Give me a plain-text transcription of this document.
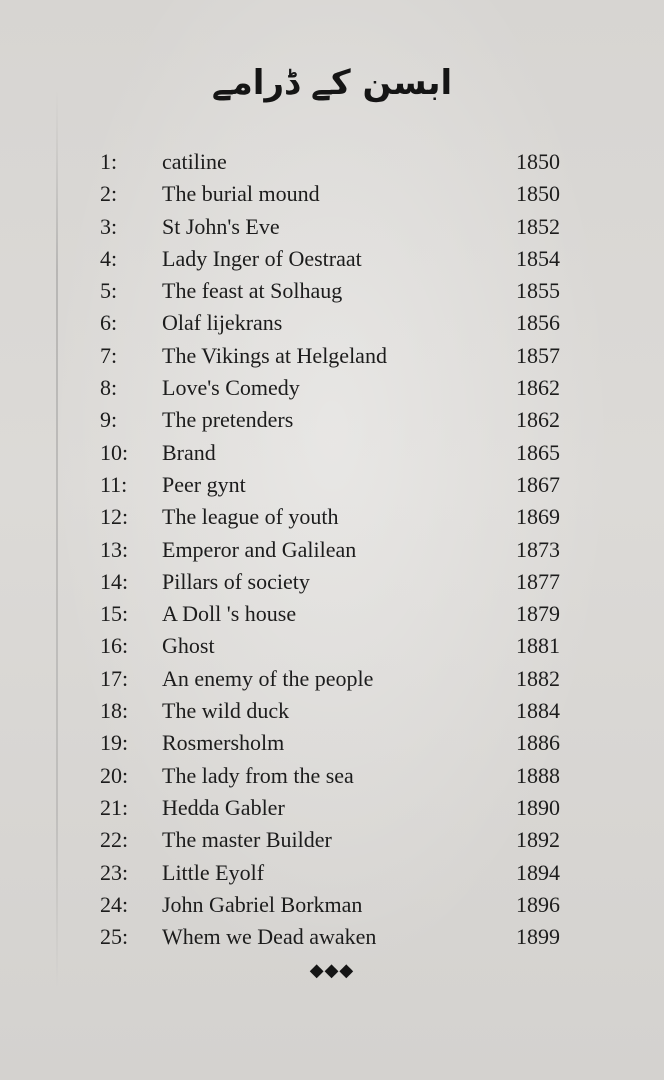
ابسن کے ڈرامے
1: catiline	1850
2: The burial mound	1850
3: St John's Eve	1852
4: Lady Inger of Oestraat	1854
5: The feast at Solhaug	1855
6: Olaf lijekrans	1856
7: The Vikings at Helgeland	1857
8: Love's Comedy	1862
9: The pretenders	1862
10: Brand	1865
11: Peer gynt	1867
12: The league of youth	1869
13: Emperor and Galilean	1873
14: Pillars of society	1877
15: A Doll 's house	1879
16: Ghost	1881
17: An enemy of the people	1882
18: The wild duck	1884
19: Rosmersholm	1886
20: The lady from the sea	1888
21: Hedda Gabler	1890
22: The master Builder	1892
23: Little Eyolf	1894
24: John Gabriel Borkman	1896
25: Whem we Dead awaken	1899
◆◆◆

◇ ◇ ◇

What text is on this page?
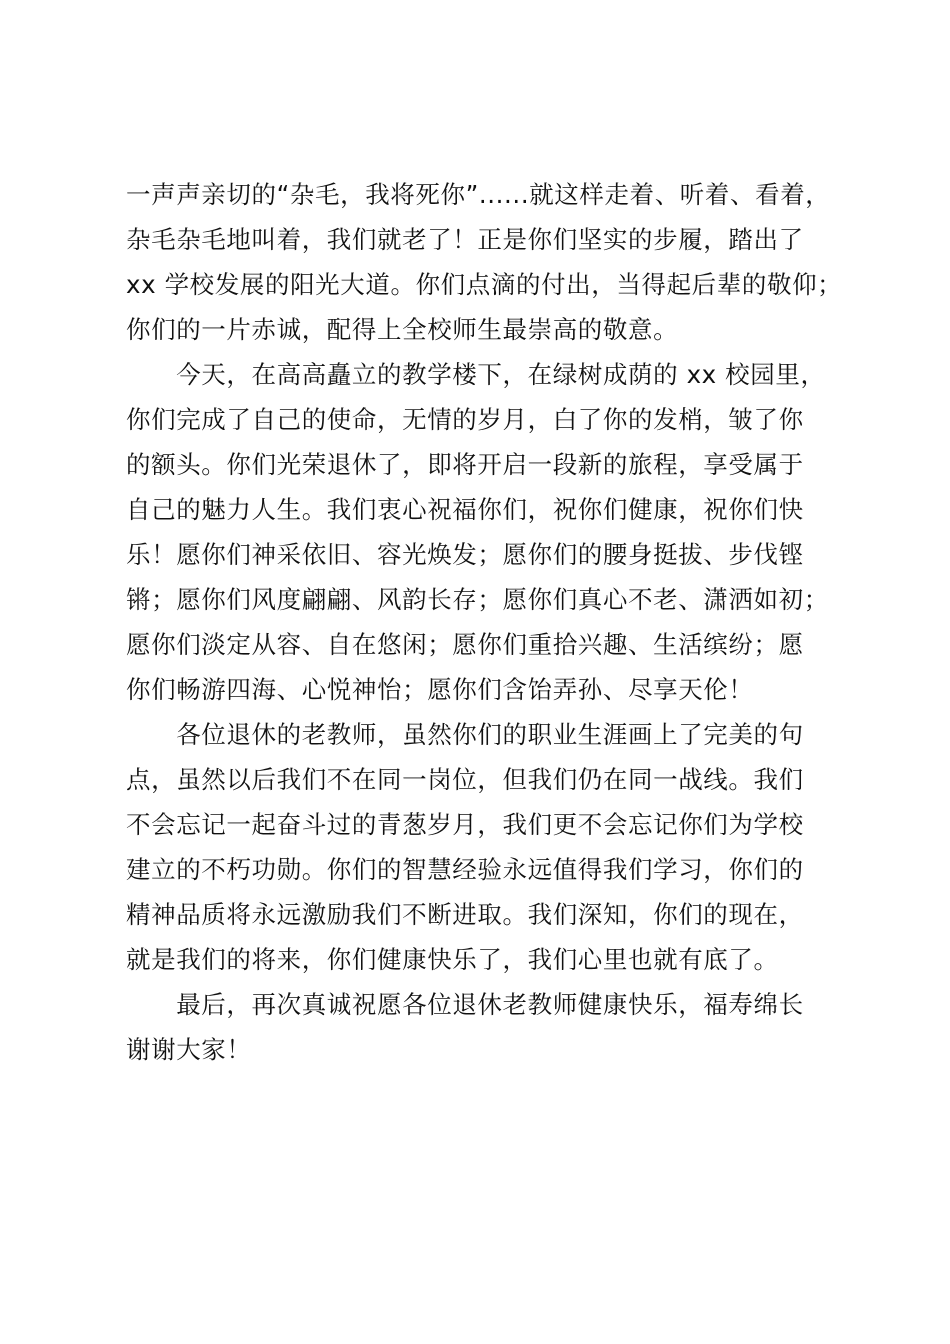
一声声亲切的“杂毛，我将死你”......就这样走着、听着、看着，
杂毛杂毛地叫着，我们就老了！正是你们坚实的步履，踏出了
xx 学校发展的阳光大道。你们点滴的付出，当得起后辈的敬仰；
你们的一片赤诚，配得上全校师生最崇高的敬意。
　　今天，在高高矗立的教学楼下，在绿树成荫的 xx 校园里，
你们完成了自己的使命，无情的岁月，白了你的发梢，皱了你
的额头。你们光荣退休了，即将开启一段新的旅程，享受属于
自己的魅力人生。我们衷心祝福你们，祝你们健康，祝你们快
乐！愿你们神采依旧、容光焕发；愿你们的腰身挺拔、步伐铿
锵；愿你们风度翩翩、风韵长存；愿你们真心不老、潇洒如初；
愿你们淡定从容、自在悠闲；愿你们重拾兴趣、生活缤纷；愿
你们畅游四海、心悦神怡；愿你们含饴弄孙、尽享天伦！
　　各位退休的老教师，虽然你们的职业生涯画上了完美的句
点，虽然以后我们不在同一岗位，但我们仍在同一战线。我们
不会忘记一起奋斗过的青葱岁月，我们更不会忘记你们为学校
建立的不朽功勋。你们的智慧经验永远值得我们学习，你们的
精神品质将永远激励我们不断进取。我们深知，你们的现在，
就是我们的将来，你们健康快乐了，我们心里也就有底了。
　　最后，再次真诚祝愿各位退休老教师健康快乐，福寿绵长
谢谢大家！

◇ ◇ ◇

● **Given instruction**
Filter the data for the string "John" and copy every line that has it.

● **Finished answer**
3: St John's Eve	1852
24: John Gabriel Borkman	1896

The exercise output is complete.